[Items listed in a dataset]
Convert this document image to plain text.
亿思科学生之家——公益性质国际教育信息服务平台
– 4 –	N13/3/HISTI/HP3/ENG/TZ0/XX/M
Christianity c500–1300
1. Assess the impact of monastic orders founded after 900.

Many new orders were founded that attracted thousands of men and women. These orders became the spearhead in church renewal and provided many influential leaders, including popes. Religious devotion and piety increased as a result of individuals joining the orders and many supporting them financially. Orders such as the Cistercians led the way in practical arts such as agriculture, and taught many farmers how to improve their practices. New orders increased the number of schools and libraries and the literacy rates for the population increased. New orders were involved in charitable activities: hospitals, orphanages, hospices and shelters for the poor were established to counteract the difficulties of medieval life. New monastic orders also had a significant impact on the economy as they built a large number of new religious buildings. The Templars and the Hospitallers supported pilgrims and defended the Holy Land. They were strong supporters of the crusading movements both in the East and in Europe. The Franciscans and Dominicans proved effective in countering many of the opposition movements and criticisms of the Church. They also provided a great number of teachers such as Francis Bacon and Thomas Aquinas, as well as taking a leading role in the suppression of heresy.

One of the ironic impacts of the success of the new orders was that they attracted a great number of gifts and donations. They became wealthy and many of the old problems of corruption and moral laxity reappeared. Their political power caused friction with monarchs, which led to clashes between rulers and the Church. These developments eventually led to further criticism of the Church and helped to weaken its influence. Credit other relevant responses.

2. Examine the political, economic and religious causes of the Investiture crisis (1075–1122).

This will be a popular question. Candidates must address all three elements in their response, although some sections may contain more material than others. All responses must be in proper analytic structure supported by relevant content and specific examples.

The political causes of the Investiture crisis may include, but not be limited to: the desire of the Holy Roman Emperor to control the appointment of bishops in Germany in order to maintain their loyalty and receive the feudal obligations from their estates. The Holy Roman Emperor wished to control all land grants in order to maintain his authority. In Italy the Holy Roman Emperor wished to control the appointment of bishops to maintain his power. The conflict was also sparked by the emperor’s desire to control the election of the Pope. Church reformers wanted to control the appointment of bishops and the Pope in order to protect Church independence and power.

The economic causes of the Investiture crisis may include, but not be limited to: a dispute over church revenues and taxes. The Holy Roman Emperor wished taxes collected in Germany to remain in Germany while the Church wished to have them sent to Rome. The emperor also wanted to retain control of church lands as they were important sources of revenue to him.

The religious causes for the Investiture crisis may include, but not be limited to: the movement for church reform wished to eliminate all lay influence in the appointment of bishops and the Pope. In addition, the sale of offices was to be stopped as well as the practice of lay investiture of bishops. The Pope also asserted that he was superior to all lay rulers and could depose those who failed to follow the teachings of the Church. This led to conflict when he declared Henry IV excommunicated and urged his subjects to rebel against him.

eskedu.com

### YOUR INSTRUCTIONS
Working from the material above, retype it in its entirety without change.

### TASK ANSWER
Convert this document image to plain text.
亿思科学生之家——公益性质国际教育信息服务平台
– 4 –	N13/3/HISTI/HP3/ENG/TZ0/XX/M
Christianity c500–1300
1. Assess the impact of monastic orders founded after 900.

Many new orders were founded that attracted thousands of men and women. These orders became the spearhead in church renewal and provided many influential leaders, including popes. Religious devotion and piety increased as a result of individuals joining the orders and many supporting them financially. Orders such as the Cistercians led the way in practical arts such as agriculture, and taught many farmers how to improve their practices. New orders increased the number of schools and libraries and the literacy rates for the population increased. New orders were involved in charitable activities: hospitals, orphanages, hospices and shelters for the poor were established to counteract the difficulties of medieval life. New monastic orders also had a significant impact on the economy as they built a large number of new religious buildings. The Templars and the Hospitallers supported pilgrims and defended the Holy Land. They were strong supporters of the crusading movements both in the East and in Europe. The Franciscans and Dominicans proved effective in countering many of the opposition movements and criticisms of the Church. They also provided a great number of teachers such as Francis Bacon and Thomas Aquinas, as well as taking a leading role in the suppression of heresy.

One of the ironic impacts of the success of the new orders was that they attracted a great number of gifts and donations. They became wealthy and many of the old problems of corruption and moral laxity reappeared. Their political power caused friction with monarchs, which led to clashes between rulers and the Church. These developments eventually led to further criticism of the Church and helped to weaken its influence. Credit other relevant responses.

2. Examine the political, economic and religious causes of the Investiture crisis (1075–1122).

This will be a popular question. Candidates must address all three elements in their response, although some sections may contain more material than others. All responses must be in proper analytic structure supported by relevant content and specific examples.

The political causes of the Investiture crisis may include, but not be limited to: the desire of the Holy Roman Emperor to control the appointment of bishops in Germany in order to maintain their loyalty and receive the feudal obligations from their estates. The Holy Roman Emperor wished to control all land grants in order to maintain his authority. In Italy the Holy Roman Emperor wished to control the appointment of bishops to maintain his power. The conflict was also sparked by the emperor’s desire to control the election of the Pope. Church reformers wanted to control the appointment of bishops and the Pope in order to protect Church independence and power.

The economic causes of the Investiture crisis may include, but not be limited to: a dispute over church revenues and taxes. The Holy Roman Emperor wished taxes collected in Germany to remain in Germany while the Church wished to have them sent to Rome. The emperor also wanted to retain control of church lands as they were important sources of revenue to him.

The religious causes for the Investiture crisis may include, but not be limited to: the movement for church reform wished to eliminate all lay influence in the appointment of bishops and the Pope. In addition, the sale of offices was to be stopped as well as the practice of lay investiture of bishops. The Pope also asserted that he was superior to all lay rulers and could depose those who failed to follow the teachings of the Church. This led to conflict when he declared Henry IV excommunicated and urged his subjects to rebel against him.

eskedu.com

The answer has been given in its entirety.